TEXTO PARA ANÁLISE:
----

Gypsy - Quando a ética profissional é posta em causa

Rute Ferreira
Gypsy, da Netflix

flix

O enredo intenso que envolve Jean acaba por mostrar que ela é altamente problemática, e que tem vários dramas da sua própria vida por resolver.

A protagonista, não consegue evitar a parcialidade nas situações dos seus pacientes. O que o espectador assiste em cerca de metade das temporada é a uma pessoa com duas vidas.

Com tantas páginas, que nem ele próprio consegue distinguir o que faz parte de Jean como psicóloga ou de outra personagem que "entra" nela. A realidade na própria série é confundida.

Gypsy é uma série dramática, mas com boas bases e um elenco completo. Mais uma, da Netflix...

As várias realidades que Jean "assume" ainda se tornam mais evidentes quando se envolve sexualmente com Sidney (Sophie Cookson), a ex-namorada de um paciente seu, Sam (papel interpretado por Karl Glusman). Sidney é, sem dúvida, um papel de grande densidade dramática e muito bem representado por Sophie Cookson.

Gypsy, torna-se mais densa quando é claro que Jean ultrapassa a ética profissional, quebrando o código deontológico. A falta de discernimento da psicóloga acaba por levá-la a duvidar de si própria e ocorre ao próprio espectador duvidar também, qual personagem é a verdadeira Jean. É constante a dualidade entre o ser e o parecer, entre o viver o agora e o abdicar de certos momentos, entre o fazer o certo ou "saborear" o errado.

Apesar da batalha intensa que Jean vive na série, o que Naomi entrega a Gypsy ainda deixa um pouco a desejar. Sabe-se que Naomi Watts consegue interpretar na perfeição personagens arrojadas e fortes (como o fez em Mulholland Drive).

A actriz nomeada duas vezes aos Óscares pelas suas interpretações nos filmes 21 Gramas e O Impossível, acaba por ser a surpresa menos surpresa da série, apesar do papel dramaticamente poderoso de Jean.

----

INFORMAÇÃO APRESENTADA:
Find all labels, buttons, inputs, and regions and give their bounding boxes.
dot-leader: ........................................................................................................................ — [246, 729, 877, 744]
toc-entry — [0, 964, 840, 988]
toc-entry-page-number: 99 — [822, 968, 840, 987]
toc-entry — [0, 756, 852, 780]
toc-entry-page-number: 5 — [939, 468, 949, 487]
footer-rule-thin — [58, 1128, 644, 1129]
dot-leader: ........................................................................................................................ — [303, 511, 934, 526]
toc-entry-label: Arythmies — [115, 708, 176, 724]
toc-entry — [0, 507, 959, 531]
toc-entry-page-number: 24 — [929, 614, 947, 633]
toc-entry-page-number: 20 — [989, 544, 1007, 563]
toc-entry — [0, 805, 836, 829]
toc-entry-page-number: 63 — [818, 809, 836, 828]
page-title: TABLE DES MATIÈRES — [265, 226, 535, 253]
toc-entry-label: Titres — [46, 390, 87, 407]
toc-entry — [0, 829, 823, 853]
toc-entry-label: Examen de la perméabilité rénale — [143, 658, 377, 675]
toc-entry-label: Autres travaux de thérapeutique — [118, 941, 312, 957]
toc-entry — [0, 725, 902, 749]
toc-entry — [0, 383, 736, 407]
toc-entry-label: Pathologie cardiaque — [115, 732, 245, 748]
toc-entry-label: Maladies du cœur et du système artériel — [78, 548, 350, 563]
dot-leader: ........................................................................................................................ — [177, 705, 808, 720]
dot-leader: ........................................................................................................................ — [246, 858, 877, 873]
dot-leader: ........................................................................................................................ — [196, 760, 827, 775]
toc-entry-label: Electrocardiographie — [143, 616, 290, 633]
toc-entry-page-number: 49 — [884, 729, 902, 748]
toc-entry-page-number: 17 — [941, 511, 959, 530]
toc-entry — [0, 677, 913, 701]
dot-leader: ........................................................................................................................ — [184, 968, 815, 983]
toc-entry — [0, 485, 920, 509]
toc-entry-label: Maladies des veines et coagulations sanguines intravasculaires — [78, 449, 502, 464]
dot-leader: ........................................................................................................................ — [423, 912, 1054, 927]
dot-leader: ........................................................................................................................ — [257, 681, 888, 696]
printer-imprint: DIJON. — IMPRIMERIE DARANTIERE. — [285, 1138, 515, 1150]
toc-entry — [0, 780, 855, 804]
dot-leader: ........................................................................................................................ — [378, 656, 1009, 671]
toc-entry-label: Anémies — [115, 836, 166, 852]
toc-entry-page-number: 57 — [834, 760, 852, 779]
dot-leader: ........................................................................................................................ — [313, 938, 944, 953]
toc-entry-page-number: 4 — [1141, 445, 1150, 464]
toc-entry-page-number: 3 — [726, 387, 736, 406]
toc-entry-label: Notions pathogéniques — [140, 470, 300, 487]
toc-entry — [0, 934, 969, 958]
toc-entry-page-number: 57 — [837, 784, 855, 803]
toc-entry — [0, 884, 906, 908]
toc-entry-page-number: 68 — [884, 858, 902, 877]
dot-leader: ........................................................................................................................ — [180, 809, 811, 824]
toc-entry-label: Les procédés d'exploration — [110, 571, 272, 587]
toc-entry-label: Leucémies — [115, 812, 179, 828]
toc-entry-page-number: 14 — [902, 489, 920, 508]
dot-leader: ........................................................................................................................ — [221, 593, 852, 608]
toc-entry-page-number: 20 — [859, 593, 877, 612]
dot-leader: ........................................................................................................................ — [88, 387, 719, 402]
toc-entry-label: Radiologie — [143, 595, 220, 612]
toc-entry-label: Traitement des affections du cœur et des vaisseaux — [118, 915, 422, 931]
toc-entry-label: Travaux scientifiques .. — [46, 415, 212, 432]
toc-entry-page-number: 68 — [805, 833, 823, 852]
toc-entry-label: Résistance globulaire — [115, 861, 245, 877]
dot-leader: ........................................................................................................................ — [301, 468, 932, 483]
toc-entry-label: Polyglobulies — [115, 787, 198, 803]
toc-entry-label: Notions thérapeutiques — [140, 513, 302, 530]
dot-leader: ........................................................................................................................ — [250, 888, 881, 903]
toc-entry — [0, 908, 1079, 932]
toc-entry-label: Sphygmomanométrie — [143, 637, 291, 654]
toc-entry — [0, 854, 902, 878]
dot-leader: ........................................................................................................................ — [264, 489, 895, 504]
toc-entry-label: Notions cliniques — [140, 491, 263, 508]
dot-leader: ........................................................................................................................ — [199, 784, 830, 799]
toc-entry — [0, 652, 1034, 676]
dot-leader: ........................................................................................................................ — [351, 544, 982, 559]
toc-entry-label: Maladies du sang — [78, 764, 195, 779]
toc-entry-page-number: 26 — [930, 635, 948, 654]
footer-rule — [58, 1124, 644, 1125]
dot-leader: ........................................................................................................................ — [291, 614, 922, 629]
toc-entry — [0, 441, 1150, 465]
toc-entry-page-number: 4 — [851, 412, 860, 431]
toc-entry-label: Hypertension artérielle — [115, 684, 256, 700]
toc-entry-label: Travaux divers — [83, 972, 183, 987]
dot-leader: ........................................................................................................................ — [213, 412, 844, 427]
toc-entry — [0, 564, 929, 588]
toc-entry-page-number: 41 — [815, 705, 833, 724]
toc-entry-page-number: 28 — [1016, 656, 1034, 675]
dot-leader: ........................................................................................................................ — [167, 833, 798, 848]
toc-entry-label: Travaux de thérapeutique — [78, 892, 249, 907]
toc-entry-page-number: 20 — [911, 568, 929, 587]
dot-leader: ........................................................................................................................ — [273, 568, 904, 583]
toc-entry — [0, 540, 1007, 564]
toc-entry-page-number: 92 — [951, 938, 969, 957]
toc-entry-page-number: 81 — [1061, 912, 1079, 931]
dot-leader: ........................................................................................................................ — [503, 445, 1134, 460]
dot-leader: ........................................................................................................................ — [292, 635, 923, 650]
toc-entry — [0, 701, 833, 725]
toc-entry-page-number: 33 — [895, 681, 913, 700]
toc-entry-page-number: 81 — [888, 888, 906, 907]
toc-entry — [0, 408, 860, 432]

----

QUESTÕES A RESPONDER:
**1)** Indique, por favor, todos os títulos de filmes mencionados no texto sobre a série Gypsy.
**2)** Reproduza o trecho do texto sobre a série Gypsy que começa em "Rute Ferreira" e termina em "série é confundida.".

RESULTADOS DO EXERCÍCIO:
**1)** Mulholland Drive, 21 Gramas, O Impossível

**2)**
Rute Ferreira
Gypsy, da Netflix

flix

O enredo intenso que envolve Jean acaba por mostrar que ela é altamente problemática, e que tem vários dramas da sua própria vida por resolver.

A protagonista, não consegue evitar a parcialidade nas situações dos seus pacientes. O que o espectador assiste em cerca de metade das temporada é a uma pessoa com duas vidas.

Com tantas páginas, que nem ele próprio consegue distinguir o que faz parte de Jean como psicóloga ou de outra personagem que "entra" nela. A realidade na própria série é confundida.